*Problem details*. Search the material for the word "James" and report each line where it turns up.

*Stored records*.
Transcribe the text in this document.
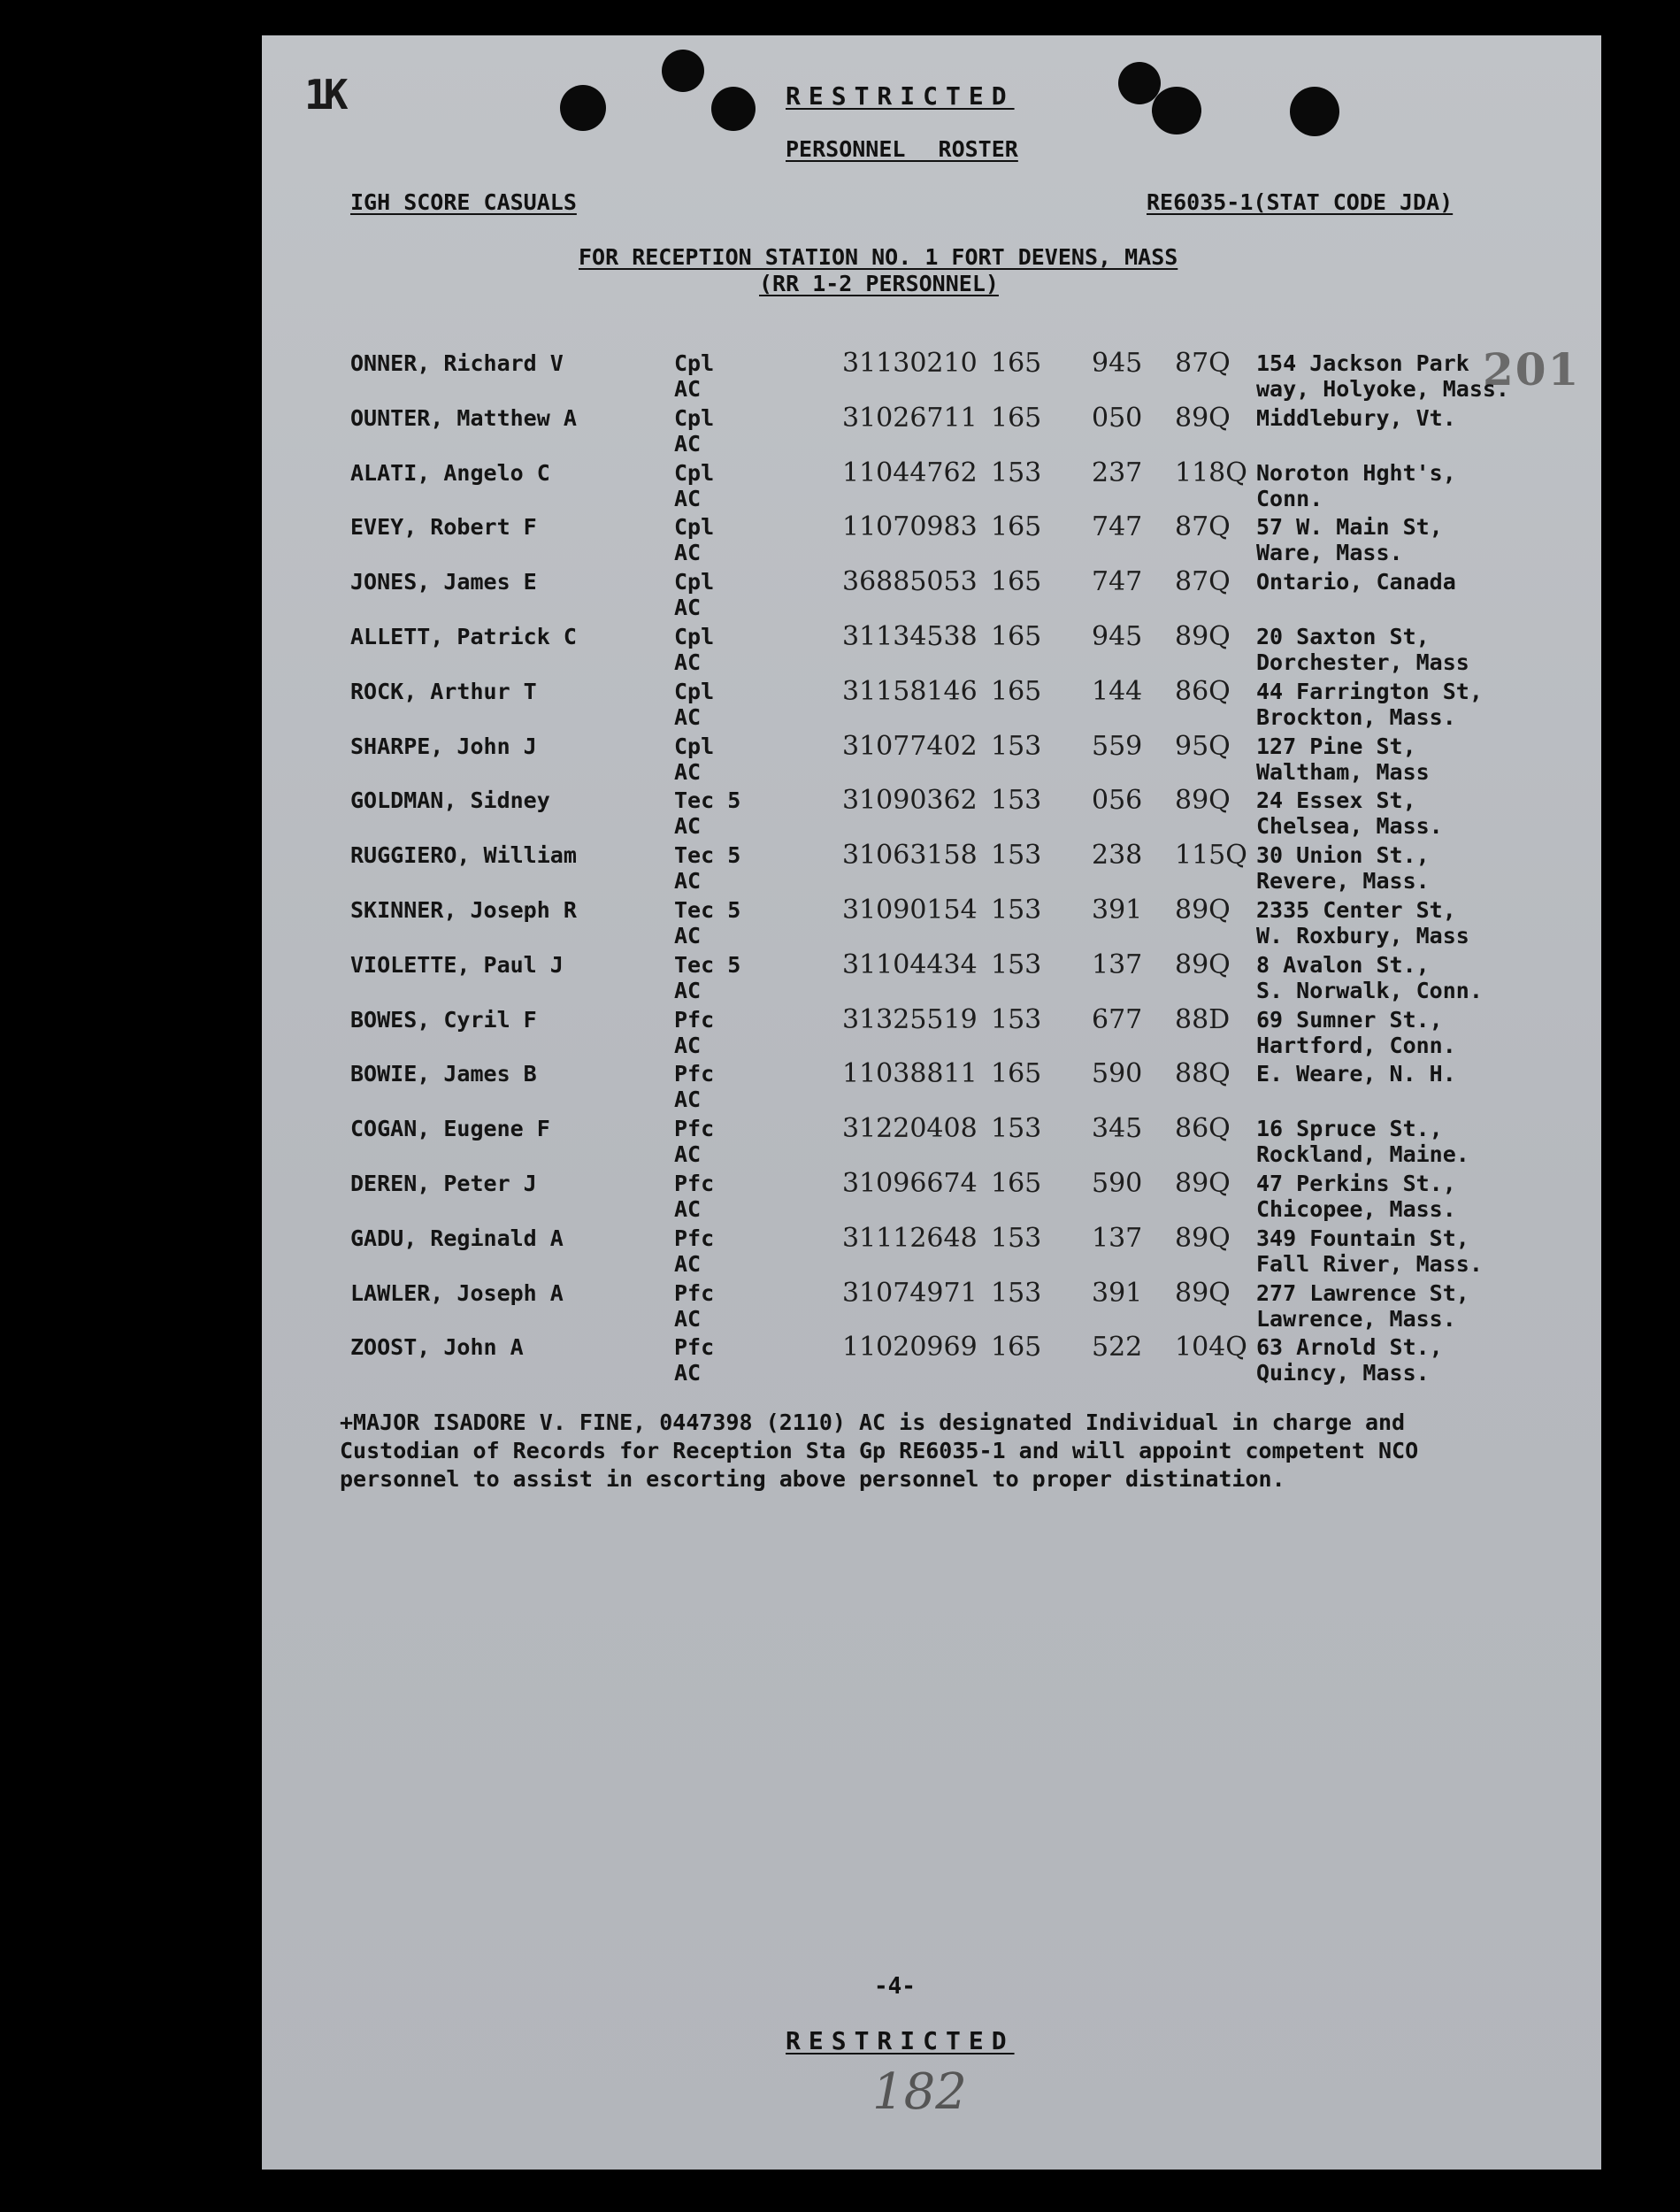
1K	RESTRICTED
PERSONNEL ROSTER
IGH SCORE CASUALS	RE6035-1(STAT CODE JDA)
FOR RECEPTION STATION NO. 1 FORT DEVENS, MASS
(RR 1-2 PERSONNEL)
201
ONNER, Richard V	Cpl	31130210 165 945 87Q 154 Jackson Park
AC	way, Holyoke, Mass.
OUNTER, Matthew A	Cpl	31026711 165 050 89Q Middlebury, Vt.
AC
ALATI, Angelo C	Cpl	11044762 153 237 118Q Noroton Hght's,
AC	Conn.
EVEY, Robert F	Cpl	11070983 165 747 87Q 57 W. Main St,
AC	Ware, Mass.
JONES, James E	Cpl	36885053 165 747 87Q Ontario, Canada
AC
ALLETT, Patrick C	Cpl	31134538 165 945 89Q 20 Saxton St,
AC	Dorchester, Mass
ROCK, Arthur T	Cpl	31158146 165 144 86Q 44 Farrington St,
AC	Brockton, Mass.
SHARPE, John J	Cpl	31077402 153 559 95Q 127 Pine St,
AC	Waltham, Mass
GOLDMAN, Sidney	Tec 5	31090362 153 056 89Q 24 Essex St,
AC	Chelsea, Mass.
RUGGIERO, William	Tec 5	31063158 153 238 115Q 30 Union St.,
AC	Revere, Mass.
SKINNER, Joseph R	Tec 5	31090154 153 391 89Q 2335 Center St,
AC	W. Roxbury, Mass
VIOLETTE, Paul J	Tec 5	31104434 153 137 89Q 8 Avalon St.,
AC	S. Norwalk, Conn.
BOWES, Cyril F	Pfc	31325519 153 677 88D 69 Sumner St.,
AC	Hartford, Conn.
BOWIE, James B	Pfc	11038811 165 590 88Q E. Weare, N. H.
AC
COGAN, Eugene F	Pfc	31220408 153 345 86Q 16 Spruce St.,
AC	Rockland, Maine.
DEREN, Peter J	Pfc	31096674 165 590 89Q 47 Perkins St.,
AC	Chicopee, Mass.
GADU, Reginald A	Pfc	31112648 153 137 89Q 349 Fountain St,
AC	Fall River, Mass.
LAWLER, Joseph A	Pfc	31074971 153 391 89Q 277 Lawrence St,
AC	Lawrence, Mass.
ZOOST, John A	Pfc	11020969 165 522 104Q 63 Arnold St.,
AC	Quincy, Mass.
+MAJOR ISADORE V. FINE, 0447398 (2110) AC is designated Individual in charge and
Custodian of Records for Reception Sta Gp RE6035-1 and will appoint competent NCO
personnel to assist in escorting above personnel to proper distination.
-4-
RESTRICTED
182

*Exercise solution*.
JONES, James E	Cpl	36885053 165 747 87Q Ontario, Canada
BOWIE, James B	Pfc	11038811 165 590 88Q E. Weare, N. H.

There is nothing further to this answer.